AIM: Duplicate the lines of the listing between the line holding "773, 280, 834]" and the line holding "858, 280, 872]", inclusive.

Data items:
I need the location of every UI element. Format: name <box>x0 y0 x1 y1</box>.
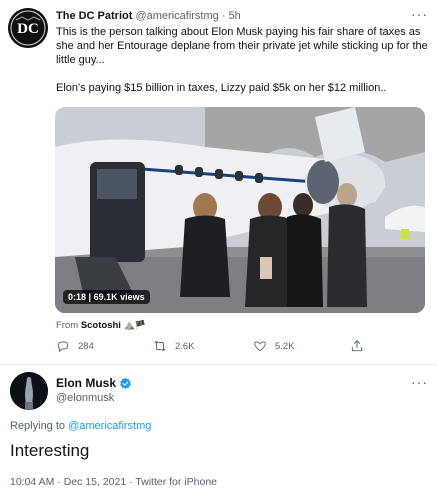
tweet-actions: 284 2.6K 5.2K <box>56 339 376 357</box>
elon-musk-avatar[interactable] <box>10 372 48 410</box>
header-separator: · <box>221 10 226 22</box>
retweet-button[interactable]: 2.6K <box>153 339 195 353</box>
video-views: 69.1K views <box>93 292 145 302</box>
retweet-icon <box>154 341 166 351</box>
quoted-tweet-time[interactable]: 5h <box>229 10 241 22</box>
from-name[interactable]: Scotoshi <box>81 320 121 331</box>
divider <box>0 364 437 365</box>
from-attribution: From Scotoshi ⛰️🏴 <box>56 320 146 331</box>
verified-icon <box>120 377 131 389</box>
main-more-icon[interactable]: ··· <box>411 374 428 390</box>
retweet-count: 2.6K <box>175 340 195 352</box>
from-prefix: From <box>56 320 79 331</box>
dc-patriot-avatar[interactable]: DC <box>8 8 48 48</box>
main-author-name[interactable]: Elon Musk <box>56 376 116 390</box>
video-badge-separator: | <box>88 292 92 302</box>
quoted-tweet[interactable]: DC The DC Patriot @americafirstmg · 5h ·… <box>0 0 437 362</box>
replying-prefix: Replying to <box>10 420 66 432</box>
share-icon <box>351 340 363 352</box>
from-emoji: ⛰️🏴 <box>123 320 146 330</box>
quoted-more-icon[interactable]: ··· <box>411 6 428 22</box>
video-frame <box>55 107 425 313</box>
avatar-image <box>10 372 48 410</box>
main-author-name-row[interactable]: Elon Musk <box>56 376 132 390</box>
quoted-author-handle[interactable]: @americafirstmg <box>135 10 218 22</box>
tweet-timestamp[interactable]: 10:04 AM · Dec 15, 2021 · Twitter for iP… <box>10 476 217 488</box>
svg-text:DC: DC <box>17 21 39 37</box>
like-count: 5.2K <box>275 340 295 352</box>
reply-button[interactable]: 284 <box>56 339 94 353</box>
replying-to: Replying to @americafirstmg <box>10 420 151 432</box>
quoted-tweet-text: This is the person talking about Elon Mu… <box>56 25 428 109</box>
reply-icon <box>57 341 69 353</box>
video-player[interactable]: 0:18 | 69.1K views <box>55 107 425 313</box>
quoted-author-name[interactable]: The DC Patriot <box>56 10 132 22</box>
quoted-tweet-paragraph: Elon's paying $15 billion in taxes, Lizz… <box>56 82 387 94</box>
video-duration: 0:18 <box>68 292 87 302</box>
like-icon <box>254 341 266 352</box>
like-button[interactable]: 5.2K <box>253 339 295 353</box>
quoted-tweet-header: The DC Patriot @americafirstmg · 5h <box>56 10 241 22</box>
video-stats-badge: 0:18 | 69.1K views <box>63 290 150 304</box>
share-button[interactable] <box>350 339 364 353</box>
main-author-handle[interactable]: @elonmusk <box>56 392 114 404</box>
reply-count: 284 <box>78 340 94 352</box>
replying-to-link[interactable]: @americafirstmg <box>68 420 151 432</box>
main-tweet-text: Interesting <box>10 441 90 460</box>
quoted-tweet-paragraph: This is the person talking about Elon Mu… <box>56 26 428 66</box>
dc-patriot-logo-icon: DC <box>8 8 48 48</box>
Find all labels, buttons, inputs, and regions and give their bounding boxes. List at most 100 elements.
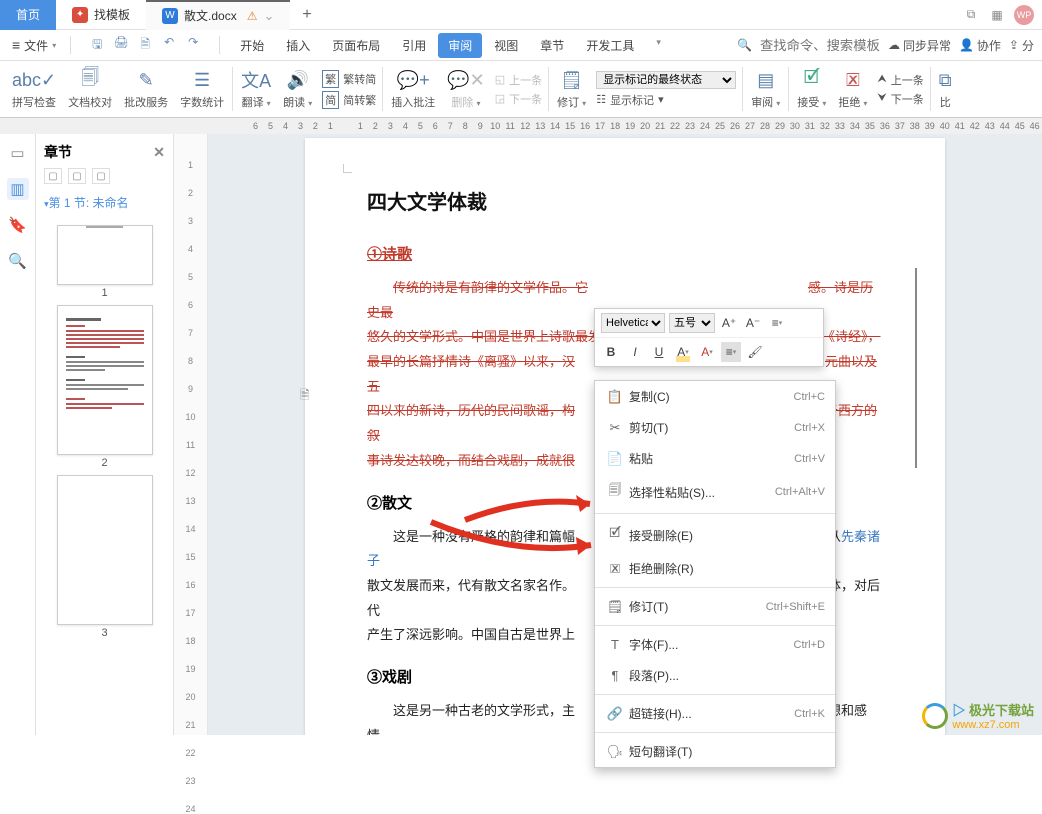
left-rail: ▭ ▥ 🔖 🔍 xyxy=(0,134,36,735)
menu-paragraph[interactable]: ¶段落(P)... xyxy=(595,660,835,691)
markup-state-select[interactable]: 显示标记的最终状态 xyxy=(596,71,736,89)
ribbon-tab-start[interactable]: 开始 xyxy=(230,33,274,58)
sync-status[interactable]: ☁同步异常 xyxy=(888,37,951,54)
increase-font-button[interactable]: A⁺ xyxy=(719,313,739,333)
italic-button[interactable]: I xyxy=(625,342,645,362)
print-icon[interactable]: 🖨 xyxy=(113,35,129,56)
ribbon-tab-pagelayout[interactable]: 页面布局 xyxy=(322,33,390,58)
watermark-logo-icon xyxy=(922,703,948,729)
preview-icon[interactable]: 🗎 xyxy=(137,35,153,56)
ribbon-tab-review[interactable]: 审阅 xyxy=(438,33,482,58)
tab-document[interactable]: W 散文.docx ⚠ ⌄ xyxy=(146,0,290,30)
menu-cut[interactable]: ✂剪切(T)Ctrl+X xyxy=(595,412,835,443)
undo-icon[interactable]: ↶ xyxy=(161,35,177,56)
next-change-button[interactable]: ⮟下一条 xyxy=(877,91,923,107)
format-painter-button[interactable]: 🖌 xyxy=(745,342,765,362)
abc-icon: abc✓ xyxy=(12,68,56,92)
reject-button[interactable]: 🗷拒绝 ▾ xyxy=(832,61,873,117)
bookmark-icon[interactable]: 🔖 xyxy=(7,214,29,236)
section-tool-a[interactable]: ▢ xyxy=(44,168,62,184)
highlight-button[interactable]: A▾ xyxy=(673,342,693,362)
accept-button[interactable]: 🗹接受 ▾ xyxy=(791,61,832,117)
ribbon-tab-chapter[interactable]: 章节 xyxy=(530,33,574,58)
chevron-down-icon: ▾ xyxy=(52,41,56,50)
wordcount-button[interactable]: ☰字数统计 xyxy=(174,61,230,117)
speaker-icon: 🔊 xyxy=(286,68,308,92)
ribbon-tab-view[interactable]: 视图 xyxy=(484,33,528,58)
section-1-label[interactable]: 第 1 节: 未命名 xyxy=(36,190,173,215)
margin-note-icon[interactable]: 🗎 xyxy=(300,386,310,407)
menu-revise[interactable]: 🗒修订(T)Ctrl+Shift+E xyxy=(595,591,835,622)
line-spacing-button[interactable]: ≡▾ xyxy=(767,313,787,333)
ribbon-tab-insert[interactable]: 插入 xyxy=(276,33,320,58)
translate-button[interactable]: 文A翻译 ▾ xyxy=(235,61,277,117)
simp-to-trad-button[interactable]: 简简转繁 xyxy=(322,91,376,109)
vertical-ruler[interactable]: 123456789101112131415161718192021222324 xyxy=(174,134,208,735)
command-search-input[interactable] xyxy=(760,38,880,53)
menu-font[interactable]: T字体(F)...Ctrl+D xyxy=(595,629,835,660)
grid-icon[interactable]: ▦ xyxy=(988,6,1006,24)
show-markup-button[interactable]: ☷显示标记 ▾ xyxy=(596,92,736,108)
dropdown-icon[interactable]: ⌄ xyxy=(263,8,274,24)
prev-change-button[interactable]: ⮝上一条 xyxy=(877,72,923,88)
collab-button[interactable]: 👤协作 xyxy=(959,37,1001,54)
review-pane-button[interactable]: ▤审阅 ▾ xyxy=(745,61,786,117)
compare-button[interactable]: ⧉比 xyxy=(933,61,958,117)
decrease-font-button[interactable]: A⁻ xyxy=(743,313,763,333)
ribbon-tab-more[interactable]: ▾ xyxy=(646,33,671,58)
tab-home[interactable]: 首页 xyxy=(0,0,56,30)
menu-short-translate[interactable]: 🗣短句翻译(T) xyxy=(595,736,835,767)
thumb-page-3[interactable] xyxy=(57,475,153,625)
redo-icon[interactable]: ↷ xyxy=(185,35,201,56)
wordcount-icon: ☰ xyxy=(194,68,210,92)
new-tab-button[interactable]: + xyxy=(290,6,323,24)
bold-button[interactable]: B xyxy=(601,342,621,362)
thumb-page-1[interactable] xyxy=(57,225,153,285)
ribbon: abc✓拼写检查 🗐文档校对 ✎批改服务 ☰字数统计 文A翻译 ▾ 🔊朗读 ▾ … xyxy=(0,60,1042,118)
templates-icon: ✦ xyxy=(72,7,88,23)
section-tool-c[interactable]: ▢ xyxy=(92,168,110,184)
horizontal-ruler[interactable]: 6 5 4 3 2 1 1 2 345678910111213141516171… xyxy=(0,118,1042,134)
approve-service-button[interactable]: ✎批改服务 xyxy=(118,61,174,117)
layout-icon[interactable]: ⧉ xyxy=(962,6,980,24)
read-aloud-button[interactable]: 🔊朗读 ▾ xyxy=(277,61,318,117)
font-color-button[interactable]: A▾ xyxy=(697,342,717,362)
outline-icon[interactable]: ▭ xyxy=(7,142,29,164)
search-icon: 🔍 xyxy=(737,38,752,52)
prev-comment-button[interactable]: ◱上一条 xyxy=(495,72,542,88)
menu-accept-delete[interactable]: 🗹接受删除(E) xyxy=(595,517,835,553)
delete-comment-button[interactable]: 💬✕删除 ▾ xyxy=(441,61,491,117)
doc-proof-button[interactable]: 🗐文档校对 xyxy=(62,61,118,117)
tab-templates[interactable]: ✦ 找模板 xyxy=(56,0,146,30)
insert-comment-button[interactable]: 💬+插入批注 xyxy=(385,61,441,117)
trad-to-simp-button[interactable]: 繁繁转简 xyxy=(322,70,376,88)
font-select[interactable]: Helvetica xyxy=(601,313,665,333)
thumb-page-2[interactable] xyxy=(57,305,153,455)
proof-icon: 🗐 xyxy=(81,68,99,92)
menu-copy[interactable]: 📋复制(C)Ctrl+C xyxy=(595,381,835,412)
revise-button[interactable]: 🗒修订 ▾ xyxy=(551,61,592,117)
window-controls: ⧉ ▦ WP xyxy=(962,5,1042,25)
underline-button[interactable]: U xyxy=(649,342,669,362)
thumb-num-1: 1 xyxy=(56,287,153,299)
menu-paste[interactable]: 📄粘贴Ctrl+V xyxy=(595,443,835,474)
menu-paste-special[interactable]: 🗐选择性粘贴(S)...Ctrl+Alt+V xyxy=(595,474,835,510)
align-button[interactable]: ≡▾ xyxy=(721,342,741,362)
share-button[interactable]: ⇪分 xyxy=(1009,37,1034,54)
search-panel-icon[interactable]: 🔍 xyxy=(7,250,29,272)
trad-prefix-icon: 简 xyxy=(322,91,339,109)
close-panel-button[interactable]: ✕ xyxy=(153,144,165,161)
translate-icon: 文A xyxy=(241,68,271,92)
ribbon-tab-devtools[interactable]: 开发工具 xyxy=(576,33,644,58)
ribbon-tab-reference[interactable]: 引用 xyxy=(392,33,436,58)
file-menu[interactable]: 文件 ▾ xyxy=(8,37,60,54)
section-tool-b[interactable]: ▢ xyxy=(68,168,86,184)
save-icon[interactable]: 🖫 xyxy=(89,35,105,56)
menu-hyperlink[interactable]: 🔗超链接(H)...Ctrl+K xyxy=(595,698,835,729)
next-comment-button[interactable]: ◲下一条 xyxy=(495,91,542,107)
menu-reject-delete[interactable]: 🗷拒绝删除(R) xyxy=(595,553,835,584)
size-select[interactable]: 五号 xyxy=(669,313,715,333)
sections-icon[interactable]: ▥ xyxy=(7,178,29,200)
user-avatar[interactable]: WP xyxy=(1014,5,1034,25)
spellcheck-button[interactable]: abc✓拼写检查 xyxy=(6,61,62,117)
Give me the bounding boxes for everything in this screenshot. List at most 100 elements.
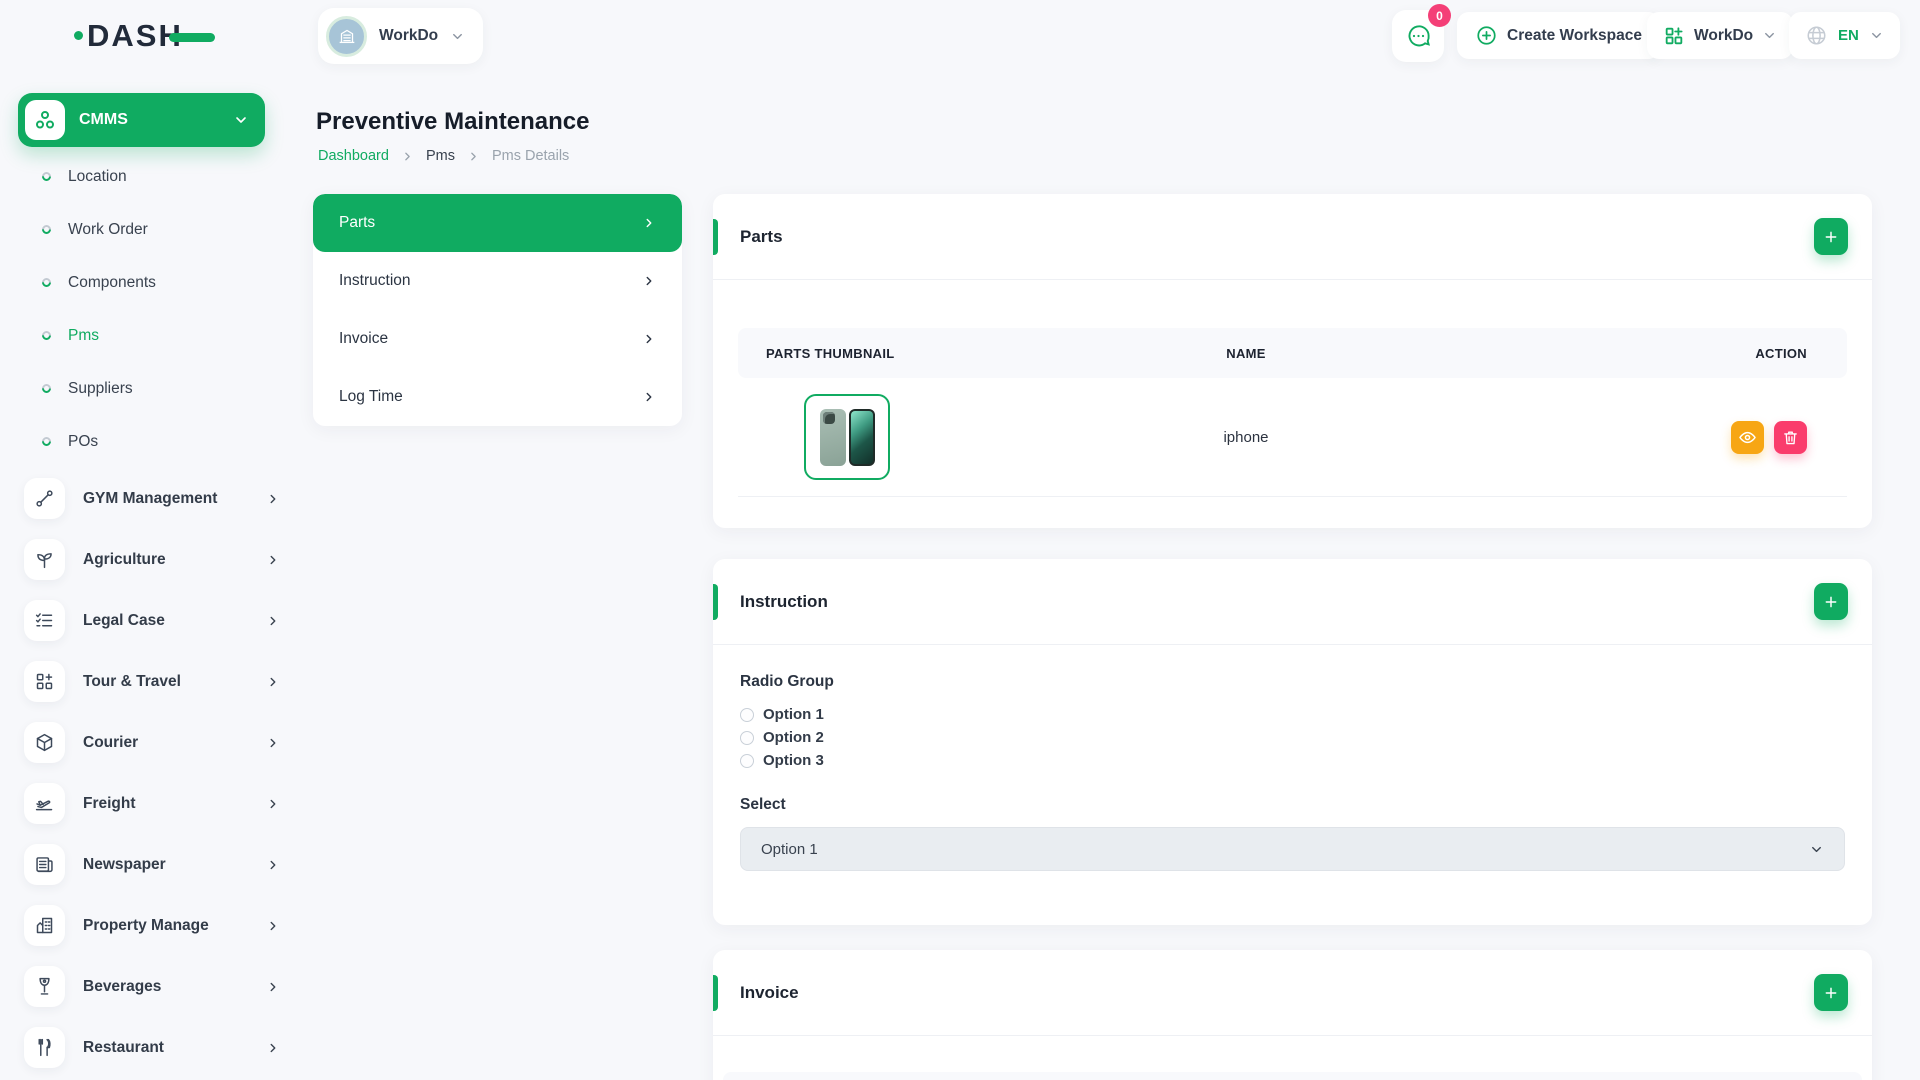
sidebar-group-freight[interactable]: Freight	[18, 773, 280, 834]
part-thumbnail-iphone[interactable]	[804, 394, 890, 480]
sidebar-item-pos[interactable]: POs	[18, 415, 278, 468]
sidebar-group-legal-case[interactable]: Legal Case	[18, 590, 280, 651]
package-icon	[24, 722, 65, 763]
chevron-right-icon	[266, 858, 280, 872]
tab-instruction[interactable]: Instruction	[313, 252, 682, 310]
iphone-front-image	[849, 409, 875, 466]
checklist-icon	[24, 600, 65, 641]
sidebar-group-agriculture[interactable]: Agriculture	[18, 529, 280, 590]
plane-icon	[24, 783, 65, 824]
plus-icon	[1823, 594, 1839, 610]
newspaper-icon	[24, 844, 65, 885]
chat-bubble-icon	[1405, 23, 1432, 50]
bullet-icon	[40, 170, 53, 183]
sidebar-group-property-manage[interactable]: Property Manage	[18, 895, 280, 956]
invoice-table-header	[723, 1072, 1862, 1080]
chevron-right-icon	[642, 274, 656, 288]
radio-option-2[interactable]: Option 2	[740, 726, 1845, 749]
workspace-name: WorkDo	[379, 27, 438, 45]
chevron-right-icon	[467, 150, 480, 163]
sidebar-item-components[interactable]: Components	[18, 256, 278, 309]
tab-parts[interactable]: Parts	[313, 194, 682, 252]
instruction-title: Instruction	[740, 592, 828, 612]
radio-option-3[interactable]: Option 3	[740, 749, 1845, 772]
sidebar-groups: GYM Management Agriculture Legal Case	[18, 468, 280, 1078]
building-icon	[336, 25, 358, 47]
plus-icon	[1823, 229, 1839, 245]
sidebar-item-work-order[interactable]: Work Order	[18, 203, 278, 256]
delete-part-button[interactable]	[1774, 421, 1807, 454]
workspace-avatar	[326, 16, 367, 57]
radio-icon[interactable]	[740, 754, 754, 768]
chevron-down-icon	[1869, 28, 1884, 43]
iphone-back-image	[820, 409, 846, 466]
sidebar-item-suppliers[interactable]: Suppliers	[18, 362, 278, 415]
plus-circle-icon	[1475, 24, 1498, 47]
add-invoice-button[interactable]	[1814, 974, 1848, 1011]
chevron-down-icon	[233, 112, 249, 128]
chevron-right-icon	[266, 1041, 280, 1055]
radio-group: Option 1 Option 2 Option 3	[740, 703, 1845, 772]
breadcrumb-pms-details: Pms Details	[492, 148, 569, 164]
select-dropdown[interactable]: Option 1	[740, 827, 1845, 871]
cmms-submenu: Location Work Order Components Pms Suppl…	[18, 150, 278, 468]
section-accent-bar	[713, 975, 718, 1011]
col-parts-thumbnail: PARTS THUMBNAIL	[766, 346, 1006, 361]
add-part-button[interactable]	[1814, 218, 1848, 255]
sidebar-module-cmms[interactable]: CMMS	[18, 93, 265, 147]
instruction-section: Instruction Radio Group Option 1 Option …	[713, 559, 1872, 925]
sidebar-group-gym-management[interactable]: GYM Management	[18, 468, 280, 529]
add-instruction-button[interactable]	[1814, 583, 1848, 620]
radio-icon[interactable]	[740, 708, 754, 722]
breadcrumb-dashboard[interactable]: Dashboard	[318, 148, 389, 164]
dumbbell-icon	[24, 478, 65, 519]
chevron-right-icon	[266, 553, 280, 567]
sidebar-group-newspaper[interactable]: Newspaper	[18, 834, 280, 895]
bullet-icon	[40, 329, 53, 342]
globe-icon	[1805, 24, 1828, 47]
sidebar-group-restaurant[interactable]: Restaurant	[18, 1017, 280, 1078]
create-workspace-button[interactable]: Create Workspace	[1457, 12, 1660, 59]
sprout-icon	[24, 539, 65, 580]
screen: DASH WorkDo 0 Create Workspace	[0, 0, 1920, 1080]
wine-glass-icon	[24, 966, 65, 1007]
part-name: iphone	[1006, 429, 1486, 446]
cmms-iconbox	[25, 100, 65, 140]
messages-button[interactable]: 0	[1392, 10, 1444, 62]
breadcrumb: Dashboard Pms Pms Details	[318, 148, 569, 164]
select-label: Select	[740, 796, 1845, 814]
parts-table-header: PARTS THUMBNAIL NAME ACTION	[738, 328, 1847, 378]
chevron-down-icon	[1809, 842, 1824, 857]
brand-logo[interactable]: DASH	[74, 20, 215, 51]
sidebar-item-location[interactable]: Location	[18, 150, 278, 203]
instruction-header: Instruction	[713, 559, 1872, 645]
tab-invoice[interactable]: Invoice	[313, 310, 682, 368]
workdo-menu[interactable]: WorkDo	[1647, 12, 1793, 59]
sidebar-group-tour-travel[interactable]: Tour & Travel	[18, 651, 280, 712]
chevron-down-icon	[450, 29, 465, 44]
radio-option-1[interactable]: Option 1	[740, 703, 1845, 726]
chevron-right-icon	[266, 919, 280, 933]
tab-log-time[interactable]: Log Time	[313, 368, 682, 426]
language-selector[interactable]: EN	[1789, 12, 1900, 59]
three-circles-icon	[33, 108, 57, 132]
chevron-right-icon	[401, 150, 414, 163]
workspace-switcher[interactable]: WorkDo	[318, 8, 483, 64]
radio-icon[interactable]	[740, 731, 754, 745]
bullet-icon	[40, 223, 53, 236]
eye-icon	[1738, 428, 1757, 447]
workdo-menu-label: WorkDo	[1694, 27, 1753, 45]
section-accent-bar	[713, 219, 718, 255]
view-part-button[interactable]	[1731, 421, 1764, 454]
bullet-icon	[40, 276, 53, 289]
sidebar-group-courier[interactable]: Courier	[18, 712, 280, 773]
parts-header: Parts	[713, 194, 1872, 280]
sidebar-item-pms[interactable]: Pms	[18, 309, 278, 362]
breadcrumb-pms[interactable]: Pms	[426, 148, 455, 164]
bullet-icon	[40, 382, 53, 395]
chevron-right-icon	[266, 675, 280, 689]
logo-dot	[74, 31, 83, 40]
table-row: iphone	[738, 378, 1847, 497]
sidebar-group-beverages[interactable]: Beverages	[18, 956, 280, 1017]
chevron-right-icon	[266, 614, 280, 628]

REPLY TO THE EXERCISE:
sidebar-group-freight[interactable]: Freight	[18, 773, 280, 834]
part-thumbnail-iphone[interactable]	[804, 394, 890, 480]
sidebar-item-pos[interactable]: POs	[18, 415, 278, 468]
sidebar-group-legal-case[interactable]: Legal Case	[18, 590, 280, 651]
package-icon	[24, 722, 65, 763]
chevron-right-icon	[266, 858, 280, 872]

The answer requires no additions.